◆ What you have to do: For this exercise, copy each line of the records that contains the word "Intra".

━━━ Data for analysis ━━━

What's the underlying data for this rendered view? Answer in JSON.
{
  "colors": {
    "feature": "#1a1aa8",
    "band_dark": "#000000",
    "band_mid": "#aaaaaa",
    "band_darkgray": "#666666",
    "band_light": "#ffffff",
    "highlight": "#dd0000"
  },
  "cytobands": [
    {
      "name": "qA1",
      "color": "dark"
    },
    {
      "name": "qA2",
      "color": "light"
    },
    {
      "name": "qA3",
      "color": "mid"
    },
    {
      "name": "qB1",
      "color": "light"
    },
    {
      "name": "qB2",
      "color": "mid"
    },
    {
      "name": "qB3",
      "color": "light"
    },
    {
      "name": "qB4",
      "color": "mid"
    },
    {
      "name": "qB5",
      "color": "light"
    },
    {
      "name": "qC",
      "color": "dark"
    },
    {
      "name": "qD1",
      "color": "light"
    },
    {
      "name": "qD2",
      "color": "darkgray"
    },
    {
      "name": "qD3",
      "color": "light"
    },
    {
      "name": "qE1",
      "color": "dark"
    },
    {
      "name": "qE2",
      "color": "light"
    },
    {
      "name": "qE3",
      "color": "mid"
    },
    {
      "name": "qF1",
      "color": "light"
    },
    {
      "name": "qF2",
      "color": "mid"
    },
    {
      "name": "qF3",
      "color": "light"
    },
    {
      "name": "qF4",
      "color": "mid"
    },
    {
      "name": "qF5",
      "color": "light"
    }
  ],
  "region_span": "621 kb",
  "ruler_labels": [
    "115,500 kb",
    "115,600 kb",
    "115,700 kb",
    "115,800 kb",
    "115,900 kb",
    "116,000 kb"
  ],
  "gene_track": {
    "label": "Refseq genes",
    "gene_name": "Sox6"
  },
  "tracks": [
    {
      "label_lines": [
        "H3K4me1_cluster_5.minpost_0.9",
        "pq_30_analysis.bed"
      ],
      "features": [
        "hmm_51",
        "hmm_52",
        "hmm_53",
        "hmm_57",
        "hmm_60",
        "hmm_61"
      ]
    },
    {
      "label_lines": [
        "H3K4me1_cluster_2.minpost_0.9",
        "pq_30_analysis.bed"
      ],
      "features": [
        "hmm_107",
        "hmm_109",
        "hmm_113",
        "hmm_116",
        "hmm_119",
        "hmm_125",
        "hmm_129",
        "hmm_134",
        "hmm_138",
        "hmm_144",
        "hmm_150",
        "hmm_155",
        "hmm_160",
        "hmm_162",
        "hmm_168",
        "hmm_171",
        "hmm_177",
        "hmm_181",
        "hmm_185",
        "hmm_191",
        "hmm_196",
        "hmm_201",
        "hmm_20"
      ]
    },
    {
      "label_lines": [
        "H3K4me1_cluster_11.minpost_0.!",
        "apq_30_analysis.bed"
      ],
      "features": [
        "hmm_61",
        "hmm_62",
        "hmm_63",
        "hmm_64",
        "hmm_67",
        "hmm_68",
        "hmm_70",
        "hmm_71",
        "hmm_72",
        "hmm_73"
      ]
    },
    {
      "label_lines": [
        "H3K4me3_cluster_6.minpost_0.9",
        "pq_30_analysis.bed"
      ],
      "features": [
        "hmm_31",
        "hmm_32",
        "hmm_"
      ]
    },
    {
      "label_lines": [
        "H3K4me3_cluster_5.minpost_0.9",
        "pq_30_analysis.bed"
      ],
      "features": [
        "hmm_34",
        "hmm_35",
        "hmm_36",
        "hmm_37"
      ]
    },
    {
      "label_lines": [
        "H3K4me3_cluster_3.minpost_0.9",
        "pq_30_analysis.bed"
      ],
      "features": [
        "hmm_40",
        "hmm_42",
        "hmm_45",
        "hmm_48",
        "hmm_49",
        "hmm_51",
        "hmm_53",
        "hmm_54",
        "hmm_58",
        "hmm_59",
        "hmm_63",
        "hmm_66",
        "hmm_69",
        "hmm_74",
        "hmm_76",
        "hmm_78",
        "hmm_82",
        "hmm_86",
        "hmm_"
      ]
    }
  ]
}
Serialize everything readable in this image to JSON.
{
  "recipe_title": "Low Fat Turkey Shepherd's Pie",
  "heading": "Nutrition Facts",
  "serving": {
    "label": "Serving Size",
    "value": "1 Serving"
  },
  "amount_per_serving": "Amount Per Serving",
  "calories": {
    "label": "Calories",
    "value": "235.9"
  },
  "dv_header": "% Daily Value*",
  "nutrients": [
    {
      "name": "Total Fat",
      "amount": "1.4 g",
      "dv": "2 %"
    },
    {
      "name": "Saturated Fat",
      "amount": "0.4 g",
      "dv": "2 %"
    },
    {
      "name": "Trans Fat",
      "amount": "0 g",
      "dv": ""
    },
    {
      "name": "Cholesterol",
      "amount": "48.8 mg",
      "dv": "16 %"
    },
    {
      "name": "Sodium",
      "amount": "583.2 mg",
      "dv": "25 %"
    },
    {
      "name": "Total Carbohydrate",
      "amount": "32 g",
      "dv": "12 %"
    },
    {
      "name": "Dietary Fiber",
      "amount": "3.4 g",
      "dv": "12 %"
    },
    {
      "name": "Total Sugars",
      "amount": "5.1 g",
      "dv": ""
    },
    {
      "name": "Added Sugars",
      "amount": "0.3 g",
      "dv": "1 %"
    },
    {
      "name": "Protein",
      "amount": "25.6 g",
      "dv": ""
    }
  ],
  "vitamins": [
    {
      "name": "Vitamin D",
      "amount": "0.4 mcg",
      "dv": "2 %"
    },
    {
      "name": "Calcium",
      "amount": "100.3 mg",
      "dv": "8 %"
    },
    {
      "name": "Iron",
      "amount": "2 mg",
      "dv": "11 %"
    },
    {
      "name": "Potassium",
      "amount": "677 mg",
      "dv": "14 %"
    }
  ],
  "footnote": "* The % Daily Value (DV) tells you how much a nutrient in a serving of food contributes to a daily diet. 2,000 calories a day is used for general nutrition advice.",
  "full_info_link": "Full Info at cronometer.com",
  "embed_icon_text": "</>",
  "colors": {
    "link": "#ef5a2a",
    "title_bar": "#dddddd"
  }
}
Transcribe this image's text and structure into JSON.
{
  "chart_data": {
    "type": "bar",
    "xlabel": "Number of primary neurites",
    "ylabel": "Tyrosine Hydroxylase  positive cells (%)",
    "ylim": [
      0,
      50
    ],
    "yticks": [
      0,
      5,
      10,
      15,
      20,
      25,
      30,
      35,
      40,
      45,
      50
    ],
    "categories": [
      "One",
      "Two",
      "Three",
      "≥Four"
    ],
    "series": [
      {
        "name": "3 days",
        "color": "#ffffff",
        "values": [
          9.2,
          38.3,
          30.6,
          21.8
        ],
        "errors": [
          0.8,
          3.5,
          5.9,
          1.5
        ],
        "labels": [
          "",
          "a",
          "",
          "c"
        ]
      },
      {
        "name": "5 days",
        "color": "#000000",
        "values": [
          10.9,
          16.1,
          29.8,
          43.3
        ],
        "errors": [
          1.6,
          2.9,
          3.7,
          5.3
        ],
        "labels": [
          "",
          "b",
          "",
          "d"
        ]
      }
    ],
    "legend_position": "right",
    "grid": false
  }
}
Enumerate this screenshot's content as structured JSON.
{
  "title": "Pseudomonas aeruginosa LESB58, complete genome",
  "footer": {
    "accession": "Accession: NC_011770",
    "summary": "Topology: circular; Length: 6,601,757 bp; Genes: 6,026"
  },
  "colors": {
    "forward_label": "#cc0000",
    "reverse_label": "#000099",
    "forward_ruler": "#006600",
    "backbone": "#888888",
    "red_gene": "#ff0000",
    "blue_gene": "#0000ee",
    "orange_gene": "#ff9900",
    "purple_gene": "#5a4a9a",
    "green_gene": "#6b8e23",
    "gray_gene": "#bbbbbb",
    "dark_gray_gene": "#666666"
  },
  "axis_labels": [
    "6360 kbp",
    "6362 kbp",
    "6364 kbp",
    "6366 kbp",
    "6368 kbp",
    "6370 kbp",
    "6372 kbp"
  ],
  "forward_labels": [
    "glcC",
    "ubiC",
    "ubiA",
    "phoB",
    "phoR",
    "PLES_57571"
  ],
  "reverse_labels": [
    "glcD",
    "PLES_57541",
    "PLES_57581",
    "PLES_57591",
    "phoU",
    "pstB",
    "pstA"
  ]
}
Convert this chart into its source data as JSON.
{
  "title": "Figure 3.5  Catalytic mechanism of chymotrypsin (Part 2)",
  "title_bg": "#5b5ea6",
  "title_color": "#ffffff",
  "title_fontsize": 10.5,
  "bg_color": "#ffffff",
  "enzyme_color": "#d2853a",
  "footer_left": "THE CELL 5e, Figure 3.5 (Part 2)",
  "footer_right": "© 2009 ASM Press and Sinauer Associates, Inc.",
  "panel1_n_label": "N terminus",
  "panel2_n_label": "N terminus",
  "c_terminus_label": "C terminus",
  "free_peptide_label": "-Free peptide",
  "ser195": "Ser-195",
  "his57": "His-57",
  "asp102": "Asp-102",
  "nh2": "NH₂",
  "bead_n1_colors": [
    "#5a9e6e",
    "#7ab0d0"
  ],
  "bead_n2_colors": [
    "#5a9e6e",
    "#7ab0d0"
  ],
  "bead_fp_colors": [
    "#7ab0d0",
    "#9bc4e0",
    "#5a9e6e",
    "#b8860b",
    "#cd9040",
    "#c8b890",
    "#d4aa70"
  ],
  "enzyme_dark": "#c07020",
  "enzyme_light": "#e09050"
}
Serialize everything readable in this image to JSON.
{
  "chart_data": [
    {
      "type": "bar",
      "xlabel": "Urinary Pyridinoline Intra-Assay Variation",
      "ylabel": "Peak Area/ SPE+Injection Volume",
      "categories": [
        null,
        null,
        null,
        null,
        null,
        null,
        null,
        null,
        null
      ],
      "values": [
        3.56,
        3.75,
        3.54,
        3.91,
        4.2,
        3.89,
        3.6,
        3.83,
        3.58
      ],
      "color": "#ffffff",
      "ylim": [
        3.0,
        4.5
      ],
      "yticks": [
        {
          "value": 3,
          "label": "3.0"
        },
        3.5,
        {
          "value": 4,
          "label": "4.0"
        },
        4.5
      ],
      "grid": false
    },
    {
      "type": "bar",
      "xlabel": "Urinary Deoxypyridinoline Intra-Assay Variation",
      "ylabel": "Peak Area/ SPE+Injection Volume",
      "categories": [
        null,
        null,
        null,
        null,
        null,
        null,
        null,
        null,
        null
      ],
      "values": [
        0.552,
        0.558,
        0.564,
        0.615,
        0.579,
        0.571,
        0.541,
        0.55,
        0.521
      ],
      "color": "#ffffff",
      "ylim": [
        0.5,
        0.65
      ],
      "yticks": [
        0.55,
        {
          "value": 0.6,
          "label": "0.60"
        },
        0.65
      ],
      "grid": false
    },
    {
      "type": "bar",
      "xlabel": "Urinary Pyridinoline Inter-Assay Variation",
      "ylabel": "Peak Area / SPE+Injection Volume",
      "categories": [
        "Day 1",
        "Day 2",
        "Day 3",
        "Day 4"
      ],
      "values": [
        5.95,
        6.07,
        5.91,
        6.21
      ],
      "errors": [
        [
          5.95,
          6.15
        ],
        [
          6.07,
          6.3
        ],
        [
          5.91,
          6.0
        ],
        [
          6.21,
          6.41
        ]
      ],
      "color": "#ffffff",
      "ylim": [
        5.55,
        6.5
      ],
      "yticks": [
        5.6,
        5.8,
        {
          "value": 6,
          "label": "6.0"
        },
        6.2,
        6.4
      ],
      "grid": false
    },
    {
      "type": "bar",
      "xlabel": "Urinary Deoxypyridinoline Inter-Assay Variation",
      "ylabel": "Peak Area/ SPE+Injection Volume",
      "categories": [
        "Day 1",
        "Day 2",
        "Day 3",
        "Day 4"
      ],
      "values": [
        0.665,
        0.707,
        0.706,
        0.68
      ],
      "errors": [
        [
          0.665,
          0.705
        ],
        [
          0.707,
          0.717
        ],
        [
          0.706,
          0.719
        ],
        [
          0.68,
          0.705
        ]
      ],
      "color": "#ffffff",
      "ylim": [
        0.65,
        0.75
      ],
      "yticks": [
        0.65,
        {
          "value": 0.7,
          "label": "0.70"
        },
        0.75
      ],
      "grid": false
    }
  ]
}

━━━

◆ Solution to the exercise:
      "xlabel": "Urinary Pyridinoline Intra-Assay Variation",
      "xlabel": "Urinary Deoxypyridinoline Intra-Assay Variation",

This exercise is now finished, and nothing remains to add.